■ **What is expected**
Pull out every line with the word "функций" from the entries below.

■ **Task material**
⁂
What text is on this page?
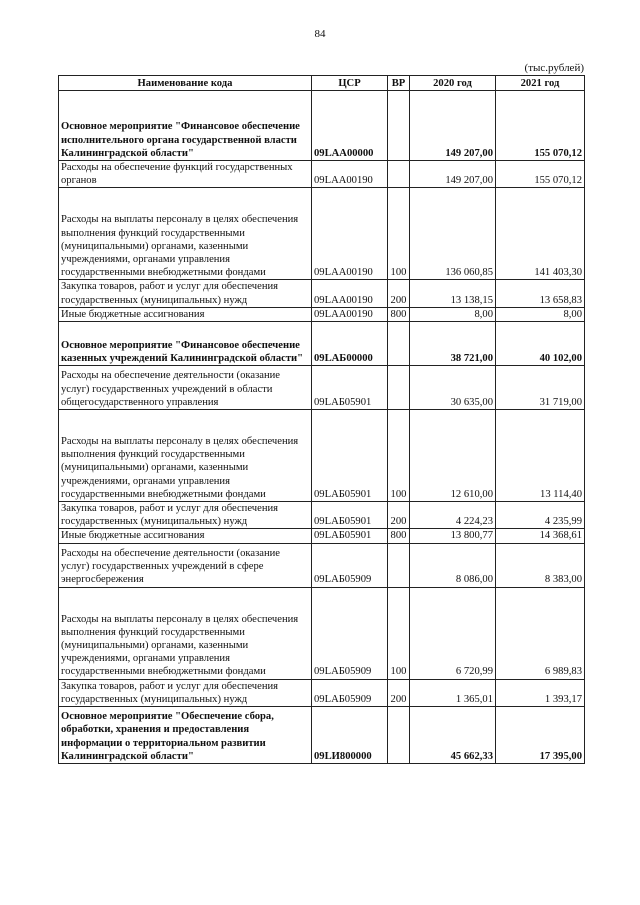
84
(тыс.рублей)
Наименование кода	ЦСР	ВР	2020 год	2021 год
Основное мероприятие "Финансовое обеспечение исполнительного органа государственной власти Калининградской области"	09LAA00000		149 207,00	155 070,12
Расходы на обеспечение функций государственных органов	09LAA00190		149 207,00	155 070,12
Расходы на выплаты персоналу в целях обеспечения выполнения функций государственными (муниципальными) органами, казенными учреждениями, органами управления государственными внебюджетными фондами	09LAA00190	100	136 060,85	141 403,30
Закупка товаров, работ и услуг для обеспечения государственных (муниципальных) нужд	09LAA00190	200	13 138,15	13 658,83
Иные бюджетные ассигнования	09LAA00190	800	8,00	8,00
Основное мероприятие "Финансовое обеспечение казенных учреждений Калининградской области"	09LAБ00000		38 721,00	40 102,00
Расходы на обеспечение деятельности (оказание услуг) государственных учреждений в области общегосударственного управления	09LAБ05901		30 635,00	31 719,00
Расходы на выплаты персоналу в целях обеспечения выполнения функций государственными (муниципальными) органами, казенными учреждениями, органами управления государственными внебюджетными фондами	09LAБ05901	100	12 610,00	13 114,40
Закупка товаров, работ и услуг для обеспечения государственных (муниципальных) нужд	09LAБ05901	200	4 224,23	4 235,99
Иные бюджетные ассигнования	09LAБ05901	800	13 800,77	14 368,61
Расходы на обеспечение деятельности (оказание услуг) государственных учреждений в сфере энергосбережения	09LAБ05909		8 086,00	8 383,00
Расходы на выплаты персоналу в целях обеспечения выполнения функций государственными (муниципальными) органами, казенными учреждениями, органами управления государственными внебюджетными фондами	09LAБ05909	100	6 720,99	6 989,83
Закупка товаров, работ и услуг для обеспечения государственных (муниципальных) нужд	09LAБ05909	200	1 365,01	1 393,17
Основное мероприятие "Обеспечение сбора, обработки, хранения и предоставления информации о территориальном развитии Калининградской области"	09LИ800000		45 662,33	17 395,00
⁂
■ **Task response**
Расходы на обеспечение функций государственных органов	09LAA00190		149 207,00	155 070,12
Расходы на выплаты персоналу в целях обеспечения выполнения функций государственными (муниципальными) органами, казенными учреждениями, органами управления государственными внебюджетными фондами	09LAA00190	100	136 060,85	141 403,30
Расходы на выплаты персоналу в целях обеспечения выполнения функций государственными (муниципальными) органами, казенными учреждениями, органами управления государственными внебюджетными фондами	09LAБ05901	100	12 610,00	13 114,40
Расходы на выплаты персоналу в целях обеспечения выполнения функций государственными (муниципальными) органами, казенными учреждениями, органами управления государственными внебюджетными фондами	09LAБ05909	100	6 720,99	6 989,83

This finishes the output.